◆ Records:
"""

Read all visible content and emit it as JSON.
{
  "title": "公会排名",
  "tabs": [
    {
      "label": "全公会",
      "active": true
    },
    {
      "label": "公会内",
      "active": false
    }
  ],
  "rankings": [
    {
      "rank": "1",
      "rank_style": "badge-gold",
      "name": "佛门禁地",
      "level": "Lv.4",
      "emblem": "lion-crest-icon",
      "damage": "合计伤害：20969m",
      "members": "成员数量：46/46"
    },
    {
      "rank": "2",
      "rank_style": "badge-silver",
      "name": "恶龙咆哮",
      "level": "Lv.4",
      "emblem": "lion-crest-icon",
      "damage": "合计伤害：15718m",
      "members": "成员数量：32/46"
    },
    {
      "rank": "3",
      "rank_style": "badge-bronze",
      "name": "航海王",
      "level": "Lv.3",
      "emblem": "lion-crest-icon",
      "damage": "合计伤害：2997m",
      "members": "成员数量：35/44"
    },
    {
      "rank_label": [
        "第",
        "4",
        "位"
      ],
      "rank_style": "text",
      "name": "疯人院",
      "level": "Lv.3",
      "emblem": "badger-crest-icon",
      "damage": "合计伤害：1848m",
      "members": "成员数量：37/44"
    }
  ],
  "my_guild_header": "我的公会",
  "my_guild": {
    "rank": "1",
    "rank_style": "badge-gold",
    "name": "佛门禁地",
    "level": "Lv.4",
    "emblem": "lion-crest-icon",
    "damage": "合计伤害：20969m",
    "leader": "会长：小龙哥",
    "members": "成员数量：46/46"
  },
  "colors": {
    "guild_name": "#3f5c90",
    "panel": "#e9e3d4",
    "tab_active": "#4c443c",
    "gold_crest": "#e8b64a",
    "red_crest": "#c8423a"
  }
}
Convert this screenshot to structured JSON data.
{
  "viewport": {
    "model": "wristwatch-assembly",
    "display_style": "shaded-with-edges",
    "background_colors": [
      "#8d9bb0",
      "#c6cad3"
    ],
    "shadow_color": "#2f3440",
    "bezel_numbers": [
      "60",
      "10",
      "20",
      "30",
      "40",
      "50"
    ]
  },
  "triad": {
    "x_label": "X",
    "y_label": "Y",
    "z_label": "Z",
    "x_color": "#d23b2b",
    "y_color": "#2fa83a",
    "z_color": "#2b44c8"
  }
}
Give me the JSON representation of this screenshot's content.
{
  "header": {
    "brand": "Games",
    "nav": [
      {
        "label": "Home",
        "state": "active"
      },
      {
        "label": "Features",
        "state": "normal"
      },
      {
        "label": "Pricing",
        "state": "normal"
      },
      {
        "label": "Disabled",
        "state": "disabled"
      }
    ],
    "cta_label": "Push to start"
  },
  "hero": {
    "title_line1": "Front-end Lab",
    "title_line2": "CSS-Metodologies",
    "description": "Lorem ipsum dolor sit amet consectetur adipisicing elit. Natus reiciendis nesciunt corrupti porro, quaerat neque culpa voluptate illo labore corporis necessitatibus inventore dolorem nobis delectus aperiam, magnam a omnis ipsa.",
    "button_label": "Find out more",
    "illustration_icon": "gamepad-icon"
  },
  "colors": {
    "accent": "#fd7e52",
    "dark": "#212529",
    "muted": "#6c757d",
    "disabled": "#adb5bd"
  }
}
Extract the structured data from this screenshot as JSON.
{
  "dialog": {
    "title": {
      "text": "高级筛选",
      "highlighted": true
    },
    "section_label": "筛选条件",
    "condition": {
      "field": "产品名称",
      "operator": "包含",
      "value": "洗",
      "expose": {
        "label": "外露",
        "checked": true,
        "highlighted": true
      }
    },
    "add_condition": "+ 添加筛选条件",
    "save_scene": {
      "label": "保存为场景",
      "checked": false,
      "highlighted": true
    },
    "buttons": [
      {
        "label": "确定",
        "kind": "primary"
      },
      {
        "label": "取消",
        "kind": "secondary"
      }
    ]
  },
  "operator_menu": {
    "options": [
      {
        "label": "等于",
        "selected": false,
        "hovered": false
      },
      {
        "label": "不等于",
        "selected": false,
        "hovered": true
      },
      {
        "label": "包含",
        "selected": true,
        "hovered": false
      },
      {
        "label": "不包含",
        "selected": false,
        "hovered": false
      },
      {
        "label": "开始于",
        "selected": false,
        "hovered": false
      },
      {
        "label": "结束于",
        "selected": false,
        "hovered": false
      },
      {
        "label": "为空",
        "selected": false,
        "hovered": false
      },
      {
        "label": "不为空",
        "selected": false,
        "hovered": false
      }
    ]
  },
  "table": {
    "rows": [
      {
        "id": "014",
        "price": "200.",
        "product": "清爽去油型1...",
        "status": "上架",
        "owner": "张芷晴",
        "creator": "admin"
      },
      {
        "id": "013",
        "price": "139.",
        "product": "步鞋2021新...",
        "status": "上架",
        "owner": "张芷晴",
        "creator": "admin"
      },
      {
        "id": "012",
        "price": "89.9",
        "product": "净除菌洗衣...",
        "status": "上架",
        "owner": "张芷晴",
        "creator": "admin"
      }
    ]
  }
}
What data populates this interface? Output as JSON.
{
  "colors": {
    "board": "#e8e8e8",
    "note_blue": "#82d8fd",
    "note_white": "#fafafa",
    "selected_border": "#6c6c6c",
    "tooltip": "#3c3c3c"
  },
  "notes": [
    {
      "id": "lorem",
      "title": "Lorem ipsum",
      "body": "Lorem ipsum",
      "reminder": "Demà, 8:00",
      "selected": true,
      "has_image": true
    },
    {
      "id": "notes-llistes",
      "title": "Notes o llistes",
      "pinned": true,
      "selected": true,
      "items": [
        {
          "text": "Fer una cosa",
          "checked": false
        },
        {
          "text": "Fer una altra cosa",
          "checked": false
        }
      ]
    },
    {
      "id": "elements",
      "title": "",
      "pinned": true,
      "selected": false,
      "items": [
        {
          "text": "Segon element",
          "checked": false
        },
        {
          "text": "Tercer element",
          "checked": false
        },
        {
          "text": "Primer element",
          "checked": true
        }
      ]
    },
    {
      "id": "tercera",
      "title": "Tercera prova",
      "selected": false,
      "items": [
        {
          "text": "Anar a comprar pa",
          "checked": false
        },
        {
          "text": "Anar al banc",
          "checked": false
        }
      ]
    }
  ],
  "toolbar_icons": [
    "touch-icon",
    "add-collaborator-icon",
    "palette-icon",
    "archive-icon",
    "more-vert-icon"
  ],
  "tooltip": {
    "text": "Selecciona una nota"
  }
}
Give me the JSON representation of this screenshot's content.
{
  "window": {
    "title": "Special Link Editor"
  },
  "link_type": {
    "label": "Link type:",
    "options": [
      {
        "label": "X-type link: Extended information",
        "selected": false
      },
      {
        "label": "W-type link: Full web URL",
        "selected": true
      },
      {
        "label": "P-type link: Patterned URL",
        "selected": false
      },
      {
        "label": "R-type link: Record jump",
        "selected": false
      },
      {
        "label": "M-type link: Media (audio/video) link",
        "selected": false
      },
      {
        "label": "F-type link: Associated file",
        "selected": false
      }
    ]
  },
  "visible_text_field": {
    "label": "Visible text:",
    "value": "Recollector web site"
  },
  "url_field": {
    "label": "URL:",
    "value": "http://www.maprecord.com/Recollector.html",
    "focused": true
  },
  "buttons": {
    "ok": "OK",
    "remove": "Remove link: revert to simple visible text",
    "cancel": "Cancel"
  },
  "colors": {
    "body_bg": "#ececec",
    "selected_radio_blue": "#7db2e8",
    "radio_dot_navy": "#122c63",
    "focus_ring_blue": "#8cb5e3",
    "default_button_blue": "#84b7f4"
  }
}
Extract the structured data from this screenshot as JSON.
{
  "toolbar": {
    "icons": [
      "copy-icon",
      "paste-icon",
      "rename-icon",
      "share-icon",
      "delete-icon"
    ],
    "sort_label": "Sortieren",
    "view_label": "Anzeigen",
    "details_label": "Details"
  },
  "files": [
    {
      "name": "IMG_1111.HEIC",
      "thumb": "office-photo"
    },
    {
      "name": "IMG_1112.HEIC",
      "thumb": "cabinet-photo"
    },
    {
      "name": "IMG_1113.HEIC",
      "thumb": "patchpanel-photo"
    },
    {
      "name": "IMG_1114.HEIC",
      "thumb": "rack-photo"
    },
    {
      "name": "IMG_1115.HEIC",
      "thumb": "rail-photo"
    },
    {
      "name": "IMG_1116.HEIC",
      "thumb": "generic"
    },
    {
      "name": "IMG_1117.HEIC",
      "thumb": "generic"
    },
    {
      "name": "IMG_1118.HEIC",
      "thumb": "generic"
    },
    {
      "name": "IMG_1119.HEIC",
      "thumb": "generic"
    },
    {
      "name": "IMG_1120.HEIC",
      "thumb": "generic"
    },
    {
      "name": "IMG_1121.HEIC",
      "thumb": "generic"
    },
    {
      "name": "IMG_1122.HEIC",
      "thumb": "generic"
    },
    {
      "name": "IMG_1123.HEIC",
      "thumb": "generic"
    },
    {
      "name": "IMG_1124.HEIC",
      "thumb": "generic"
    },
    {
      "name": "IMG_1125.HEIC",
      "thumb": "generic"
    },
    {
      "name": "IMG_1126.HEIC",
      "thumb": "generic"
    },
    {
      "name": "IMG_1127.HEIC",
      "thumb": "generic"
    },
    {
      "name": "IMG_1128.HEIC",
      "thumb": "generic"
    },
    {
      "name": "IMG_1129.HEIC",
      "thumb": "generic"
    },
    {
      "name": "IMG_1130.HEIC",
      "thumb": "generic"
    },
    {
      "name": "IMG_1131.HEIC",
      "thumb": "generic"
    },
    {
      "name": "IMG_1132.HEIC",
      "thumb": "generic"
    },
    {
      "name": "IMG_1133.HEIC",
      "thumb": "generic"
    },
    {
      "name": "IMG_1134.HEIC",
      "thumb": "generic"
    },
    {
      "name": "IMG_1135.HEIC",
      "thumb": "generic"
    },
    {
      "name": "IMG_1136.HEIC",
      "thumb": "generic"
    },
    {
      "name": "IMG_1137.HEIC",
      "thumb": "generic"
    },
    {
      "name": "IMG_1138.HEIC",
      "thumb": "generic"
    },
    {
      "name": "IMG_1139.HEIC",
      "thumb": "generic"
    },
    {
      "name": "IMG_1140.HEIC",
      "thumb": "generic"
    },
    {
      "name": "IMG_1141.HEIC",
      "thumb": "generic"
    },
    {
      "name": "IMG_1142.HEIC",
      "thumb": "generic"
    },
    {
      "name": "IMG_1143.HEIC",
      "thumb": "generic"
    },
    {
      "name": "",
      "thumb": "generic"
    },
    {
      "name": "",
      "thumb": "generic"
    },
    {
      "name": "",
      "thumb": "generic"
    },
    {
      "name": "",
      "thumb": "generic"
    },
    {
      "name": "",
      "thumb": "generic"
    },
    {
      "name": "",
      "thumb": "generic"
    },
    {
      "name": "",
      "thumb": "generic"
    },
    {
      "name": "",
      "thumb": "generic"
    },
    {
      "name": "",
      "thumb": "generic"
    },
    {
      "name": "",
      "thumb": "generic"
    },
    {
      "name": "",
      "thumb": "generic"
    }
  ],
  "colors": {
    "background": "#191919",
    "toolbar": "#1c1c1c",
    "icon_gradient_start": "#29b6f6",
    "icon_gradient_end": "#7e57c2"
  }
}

"""

From the entries above, collect every line with the string "members" in it.

      "members": "成员数量：46/46"
      "members": "成员数量：32/46"
      "members": "成员数量：35/44"
      "members": "成员数量：37/44"
    "members": "成员数量：46/46"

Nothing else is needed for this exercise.